WHAT THE TASK ASKS: Repeat the records in full and exactly, omitting pictures.

AVAILABLE RECORDS:
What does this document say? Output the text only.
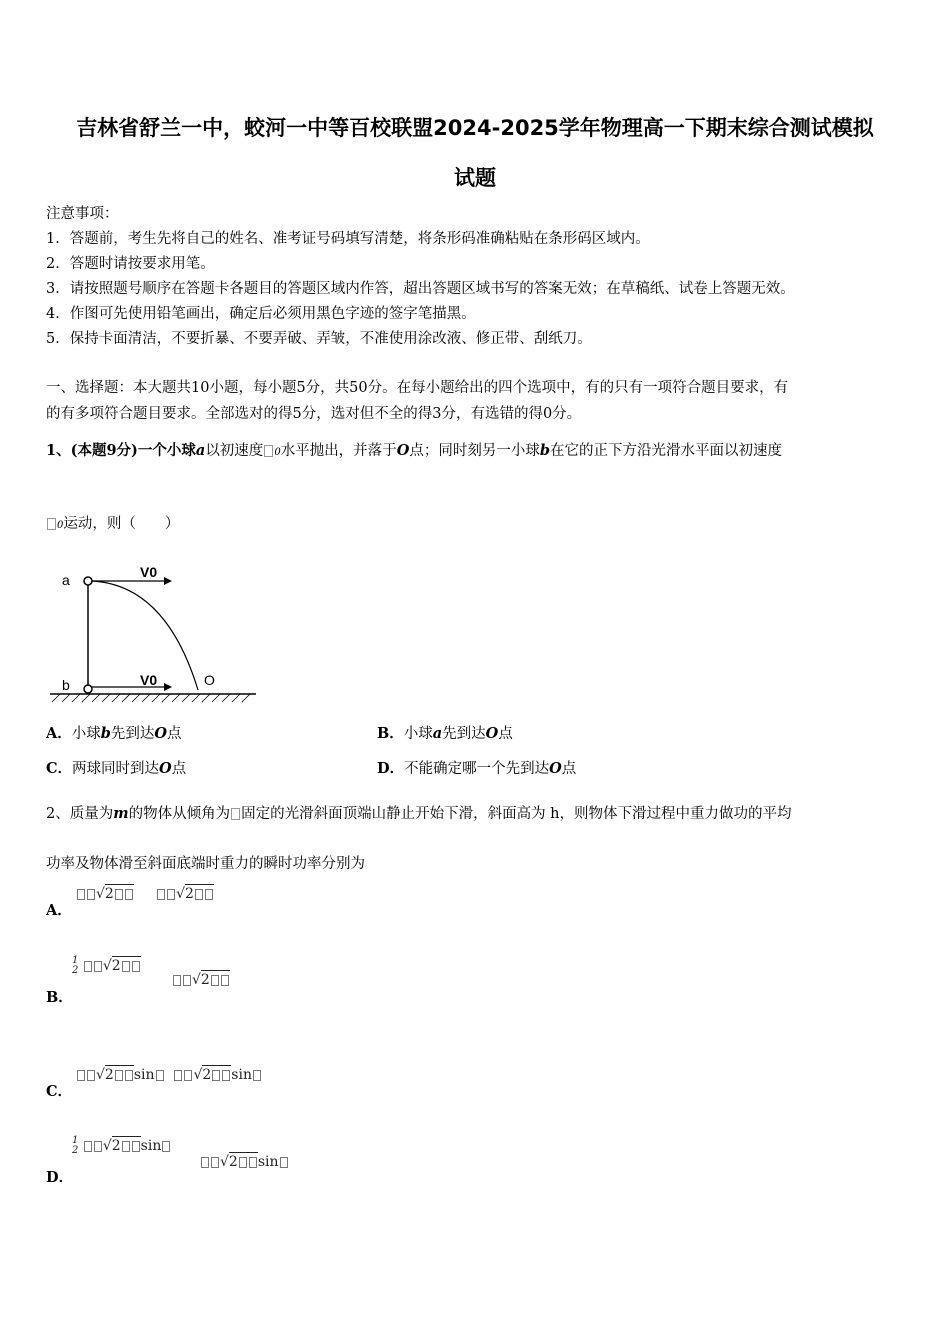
吉林省舒兰一中，蛟河一中等百校联盟2024-2025学年物理高一下期末综合测试模拟
试题
注意事项：
1．答题前，考生先将自己的姓名、准考证号码填写清楚，将条形码准确粘贴在条形码区域内。
2．答题时请按要求用笔。
3．请按照题号顺序在答题卡各题目的答题区域内作答，超出答题区域书写的答案无效；在草稿纸、试卷上答题无效。
4．作图可先使用铅笔画出，确定后必须用黑色字迹的签字笔描黑。
5．保持卡面清洁，不要折暴、不要弄破、弄皱，不准使用涂改液、修正带、刮纸刀。
一、选择题：本大题共10小题，每小题5分，共50分。在每小题给出的四个选项中，有的只有一项符合题目要求，有
的有多项符合题目要求。全部选对的得5分，选对但不全的得3分，有选错的得0分。
1、(本题9分)一个小球a以初速度 0水平抛出，并落于O点；同时刻另一小球b在它的正下方沿光滑水平面以初速度
0运动，则（　　）
a	V0
O
b	V0
A．小球b先到达O点	B．小球a先到达O点
C．两球同时到达O点	D．不能确定哪一个先到达O点
2、质量为m的物体从倾角为 固定的光滑斜面顶端山静止开始下滑，斜面高为 h，则物体下滑过程中重力做功的平均
功率及物体滑至斜面底端时重力的瞬时功率分别为
A．
√2	√2
B．
1
2 √2
√2
C．
√2 sin	√2 sin
D．
1
2 √2 sin
√2 sin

CORRECT RESULT:
What does this document say? Output the text only.
吉林省舒兰一中，蛟河一中等百校联盟2024-2025学年物理高一下期末综合测试模拟
试题
注意事项：
1．答题前，考生先将自己的姓名、准考证号码填写清楚，将条形码准确粘贴在条形码区域内。
2．答题时请按要求用笔。
3．请按照题号顺序在答题卡各题目的答题区域内作答，超出答题区域书写的答案无效；在草稿纸、试卷上答题无效。
4．作图可先使用铅笔画出，确定后必须用黑色字迹的签字笔描黑。
5．保持卡面清洁，不要折暴、不要弄破、弄皱，不准使用涂改液、修正带、刮纸刀。
一、选择题：本大题共10小题，每小题5分，共50分。在每小题给出的四个选项中，有的只有一项符合题目要求，有
的有多项符合题目要求。全部选对的得5分，选对但不全的得3分，有选错的得0分。
1、(本题9分)一个小球a以初速度 0水平抛出，并落于O点；同时刻另一小球b在它的正下方沿光滑水平面以初速度
0运动，则（　　）
a	V0
O
b	V0
A．小球b先到达O点	B．小球a先到达O点
C．两球同时到达O点	D．不能确定哪一个先到达O点
2、质量为m的物体从倾角为 固定的光滑斜面顶端山静止开始下滑，斜面高为 h，则物体下滑过程中重力做功的平均
功率及物体滑至斜面底端时重力的瞬时功率分别为
A．
√2	√2
B．
1
2 √2
√2
C．
√2 sin	√2 sin
D．
1
2 √2 sin
√2 sin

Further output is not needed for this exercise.